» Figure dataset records
........

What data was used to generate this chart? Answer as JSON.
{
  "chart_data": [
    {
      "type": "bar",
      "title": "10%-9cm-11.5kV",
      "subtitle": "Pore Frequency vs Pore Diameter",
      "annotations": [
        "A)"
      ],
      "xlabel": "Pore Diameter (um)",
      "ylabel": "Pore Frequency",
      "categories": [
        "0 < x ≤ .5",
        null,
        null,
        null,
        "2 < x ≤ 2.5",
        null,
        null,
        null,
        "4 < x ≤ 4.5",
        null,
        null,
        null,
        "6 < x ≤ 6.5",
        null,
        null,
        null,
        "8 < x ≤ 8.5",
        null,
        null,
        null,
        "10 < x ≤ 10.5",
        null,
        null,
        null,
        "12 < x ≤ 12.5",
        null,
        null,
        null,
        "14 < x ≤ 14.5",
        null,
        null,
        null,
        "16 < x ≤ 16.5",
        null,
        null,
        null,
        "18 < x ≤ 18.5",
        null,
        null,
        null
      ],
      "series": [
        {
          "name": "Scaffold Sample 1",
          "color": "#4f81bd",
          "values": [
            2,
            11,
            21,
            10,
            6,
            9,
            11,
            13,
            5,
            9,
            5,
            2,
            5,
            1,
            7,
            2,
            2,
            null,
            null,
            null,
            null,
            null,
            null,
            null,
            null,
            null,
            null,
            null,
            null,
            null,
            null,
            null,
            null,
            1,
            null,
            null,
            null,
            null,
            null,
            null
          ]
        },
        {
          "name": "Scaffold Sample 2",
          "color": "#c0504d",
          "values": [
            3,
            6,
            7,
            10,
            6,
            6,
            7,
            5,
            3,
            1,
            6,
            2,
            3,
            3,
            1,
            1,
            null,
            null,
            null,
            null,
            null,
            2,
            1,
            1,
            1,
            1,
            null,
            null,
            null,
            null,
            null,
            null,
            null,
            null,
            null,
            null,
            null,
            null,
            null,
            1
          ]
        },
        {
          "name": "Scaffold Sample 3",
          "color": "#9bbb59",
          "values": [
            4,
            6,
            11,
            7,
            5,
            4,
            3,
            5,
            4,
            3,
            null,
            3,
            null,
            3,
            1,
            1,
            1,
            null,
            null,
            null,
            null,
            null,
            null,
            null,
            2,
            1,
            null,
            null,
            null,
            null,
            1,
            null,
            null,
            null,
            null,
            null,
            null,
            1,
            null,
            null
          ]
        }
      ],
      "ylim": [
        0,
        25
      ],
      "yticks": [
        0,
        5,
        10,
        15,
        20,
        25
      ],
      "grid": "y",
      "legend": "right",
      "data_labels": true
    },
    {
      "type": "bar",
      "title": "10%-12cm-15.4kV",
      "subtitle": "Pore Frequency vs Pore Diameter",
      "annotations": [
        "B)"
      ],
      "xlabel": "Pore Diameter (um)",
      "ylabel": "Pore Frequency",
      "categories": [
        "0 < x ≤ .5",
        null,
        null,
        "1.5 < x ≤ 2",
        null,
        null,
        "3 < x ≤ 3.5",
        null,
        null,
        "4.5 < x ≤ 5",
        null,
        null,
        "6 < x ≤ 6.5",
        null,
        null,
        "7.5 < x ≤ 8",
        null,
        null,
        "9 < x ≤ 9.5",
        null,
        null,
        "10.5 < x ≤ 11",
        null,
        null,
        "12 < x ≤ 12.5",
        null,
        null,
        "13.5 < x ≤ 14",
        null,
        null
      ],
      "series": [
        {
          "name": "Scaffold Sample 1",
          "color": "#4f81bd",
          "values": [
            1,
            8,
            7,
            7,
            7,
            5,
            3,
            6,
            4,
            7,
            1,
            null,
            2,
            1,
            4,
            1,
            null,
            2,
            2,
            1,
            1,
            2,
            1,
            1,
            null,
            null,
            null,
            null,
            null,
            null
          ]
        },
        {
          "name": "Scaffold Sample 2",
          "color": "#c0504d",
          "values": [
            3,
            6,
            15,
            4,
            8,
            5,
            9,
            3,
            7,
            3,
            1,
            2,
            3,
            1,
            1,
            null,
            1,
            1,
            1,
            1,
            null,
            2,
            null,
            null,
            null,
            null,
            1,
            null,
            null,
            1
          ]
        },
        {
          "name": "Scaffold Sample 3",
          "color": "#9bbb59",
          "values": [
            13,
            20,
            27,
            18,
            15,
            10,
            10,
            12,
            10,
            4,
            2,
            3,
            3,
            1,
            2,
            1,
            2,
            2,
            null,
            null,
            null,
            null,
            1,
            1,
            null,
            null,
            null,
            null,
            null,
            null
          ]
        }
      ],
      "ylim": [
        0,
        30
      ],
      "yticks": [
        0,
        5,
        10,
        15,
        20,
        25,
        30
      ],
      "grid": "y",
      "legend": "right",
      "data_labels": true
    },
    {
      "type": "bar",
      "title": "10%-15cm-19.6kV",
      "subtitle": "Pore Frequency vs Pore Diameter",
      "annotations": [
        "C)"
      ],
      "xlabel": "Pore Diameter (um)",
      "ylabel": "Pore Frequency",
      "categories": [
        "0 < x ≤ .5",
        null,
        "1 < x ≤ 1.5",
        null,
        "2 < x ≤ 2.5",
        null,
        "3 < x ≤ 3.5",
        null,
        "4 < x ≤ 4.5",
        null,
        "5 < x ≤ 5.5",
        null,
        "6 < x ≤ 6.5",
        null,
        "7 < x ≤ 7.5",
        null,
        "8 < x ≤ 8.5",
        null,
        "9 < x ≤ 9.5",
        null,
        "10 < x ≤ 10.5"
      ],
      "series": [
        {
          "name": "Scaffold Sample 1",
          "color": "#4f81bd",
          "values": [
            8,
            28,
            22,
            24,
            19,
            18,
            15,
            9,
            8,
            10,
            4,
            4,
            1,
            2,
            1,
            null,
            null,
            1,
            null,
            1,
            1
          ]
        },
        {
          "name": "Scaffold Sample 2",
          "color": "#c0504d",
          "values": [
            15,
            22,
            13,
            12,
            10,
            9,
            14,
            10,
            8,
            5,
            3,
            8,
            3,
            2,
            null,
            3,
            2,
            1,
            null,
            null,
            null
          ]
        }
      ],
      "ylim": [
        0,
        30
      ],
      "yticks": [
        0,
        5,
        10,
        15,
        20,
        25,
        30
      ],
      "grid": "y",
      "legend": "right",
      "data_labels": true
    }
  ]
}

........

» The exercise
Transcribe the data. Leave every line exactly as it is.

» The solution
What data was used to generate this chart? Answer as JSON.
{
  "chart_data": [
    {
      "type": "bar",
      "title": "10%-9cm-11.5kV",
      "subtitle": "Pore Frequency vs Pore Diameter",
      "annotations": [
        "A)"
      ],
      "xlabel": "Pore Diameter (um)",
      "ylabel": "Pore Frequency",
      "categories": [
        "0 < x ≤ .5",
        null,
        null,
        null,
        "2 < x ≤ 2.5",
        null,
        null,
        null,
        "4 < x ≤ 4.5",
        null,
        null,
        null,
        "6 < x ≤ 6.5",
        null,
        null,
        null,
        "8 < x ≤ 8.5",
        null,
        null,
        null,
        "10 < x ≤ 10.5",
        null,
        null,
        null,
        "12 < x ≤ 12.5",
        null,
        null,
        null,
        "14 < x ≤ 14.5",
        null,
        null,
        null,
        "16 < x ≤ 16.5",
        null,
        null,
        null,
        "18 < x ≤ 18.5",
        null,
        null,
        null
      ],
      "series": [
        {
          "name": "Scaffold Sample 1",
          "color": "#4f81bd",
          "values": [
            2,
            11,
            21,
            10,
            6,
            9,
            11,
            13,
            5,
            9,
            5,
            2,
            5,
            1,
            7,
            2,
            2,
            null,
            null,
            null,
            null,
            null,
            null,
            null,
            null,
            null,
            null,
            null,
            null,
            null,
            null,
            null,
            null,
            1,
            null,
            null,
            null,
            null,
            null,
            null
          ]
        },
        {
          "name": "Scaffold Sample 2",
          "color": "#c0504d",
          "values": [
            3,
            6,
            7,
            10,
            6,
            6,
            7,
            5,
            3,
            1,
            6,
            2,
            3,
            3,
            1,
            1,
            null,
            null,
            null,
            null,
            null,
            2,
            1,
            1,
            1,
            1,
            null,
            null,
            null,
            null,
            null,
            null,
            null,
            null,
            null,
            null,
            null,
            null,
            null,
            1
          ]
        },
        {
          "name": "Scaffold Sample 3",
          "color": "#9bbb59",
          "values": [
            4,
            6,
            11,
            7,
            5,
            4,
            3,
            5,
            4,
            3,
            null,
            3,
            null,
            3,
            1,
            1,
            1,
            null,
            null,
            null,
            null,
            null,
            null,
            null,
            2,
            1,
            null,
            null,
            null,
            null,
            1,
            null,
            null,
            null,
            null,
            null,
            null,
            1,
            null,
            null
          ]
        }
      ],
      "ylim": [
        0,
        25
      ],
      "yticks": [
        0,
        5,
        10,
        15,
        20,
        25
      ],
      "grid": "y",
      "legend": "right",
      "data_labels": true
    },
    {
      "type": "bar",
      "title": "10%-12cm-15.4kV",
      "subtitle": "Pore Frequency vs Pore Diameter",
      "annotations": [
        "B)"
      ],
      "xlabel": "Pore Diameter (um)",
      "ylabel": "Pore Frequency",
      "categories": [
        "0 < x ≤ .5",
        null,
        null,
        "1.5 < x ≤ 2",
        null,
        null,
        "3 < x ≤ 3.5",
        null,
        null,
        "4.5 < x ≤ 5",
        null,
        null,
        "6 < x ≤ 6.5",
        null,
        null,
        "7.5 < x ≤ 8",
        null,
        null,
        "9 < x ≤ 9.5",
        null,
        null,
        "10.5 < x ≤ 11",
        null,
        null,
        "12 < x ≤ 12.5",
        null,
        null,
        "13.5 < x ≤ 14",
        null,
        null
      ],
      "series": [
        {
          "name": "Scaffold Sample 1",
          "color": "#4f81bd",
          "values": [
            1,
            8,
            7,
            7,
            7,
            5,
            3,
            6,
            4,
            7,
            1,
            null,
            2,
            1,
            4,
            1,
            null,
            2,
            2,
            1,
            1,
            2,
            1,
            1,
            null,
            null,
            null,
            null,
            null,
            null
          ]
        },
        {
          "name": "Scaffold Sample 2",
          "color": "#c0504d",
          "values": [
            3,
            6,
            15,
            4,
            8,
            5,
            9,
            3,
            7,
            3,
            1,
            2,
            3,
            1,
            1,
            null,
            1,
            1,
            1,
            1,
            null,
            2,
            null,
            null,
            null,
            null,
            1,
            null,
            null,
            1
          ]
        },
        {
          "name": "Scaffold Sample 3",
          "color": "#9bbb59",
          "values": [
            13,
            20,
            27,
            18,
            15,
            10,
            10,
            12,
            10,
            4,
            2,
            3,
            3,
            1,
            2,
            1,
            2,
            2,
            null,
            null,
            null,
            null,
            1,
            1,
            null,
            null,
            null,
            null,
            null,
            null
          ]
        }
      ],
      "ylim": [
        0,
        30
      ],
      "yticks": [
        0,
        5,
        10,
        15,
        20,
        25,
        30
      ],
      "grid": "y",
      "legend": "right",
      "data_labels": true
    },
    {
      "type": "bar",
      "title": "10%-15cm-19.6kV",
      "subtitle": "Pore Frequency vs Pore Diameter",
      "annotations": [
        "C)"
      ],
      "xlabel": "Pore Diameter (um)",
      "ylabel": "Pore Frequency",
      "categories": [
        "0 < x ≤ .5",
        null,
        "1 < x ≤ 1.5",
        null,
        "2 < x ≤ 2.5",
        null,
        "3 < x ≤ 3.5",
        null,
        "4 < x ≤ 4.5",
        null,
        "5 < x ≤ 5.5",
        null,
        "6 < x ≤ 6.5",
        null,
        "7 < x ≤ 7.5",
        null,
        "8 < x ≤ 8.5",
        null,
        "9 < x ≤ 9.5",
        null,
        "10 < x ≤ 10.5"
      ],
      "series": [
        {
          "name": "Scaffold Sample 1",
          "color": "#4f81bd",
          "values": [
            8,
            28,
            22,
            24,
            19,
            18,
            15,
            9,
            8,
            10,
            4,
            4,
            1,
            2,
            1,
            null,
            null,
            1,
            null,
            1,
            1
          ]
        },
        {
          "name": "Scaffold Sample 2",
          "color": "#c0504d",
          "values": [
            15,
            22,
            13,
            12,
            10,
            9,
            14,
            10,
            8,
            5,
            3,
            8,
            3,
            2,
            null,
            3,
            2,
            1,
            null,
            null,
            null
          ]
        }
      ],
      "ylim": [
        0,
        30
      ],
      "yticks": [
        0,
        5,
        10,
        15,
        20,
        25,
        30
      ],
      "grid": "y",
      "legend": "right",
      "data_labels": true
    }
  ]
}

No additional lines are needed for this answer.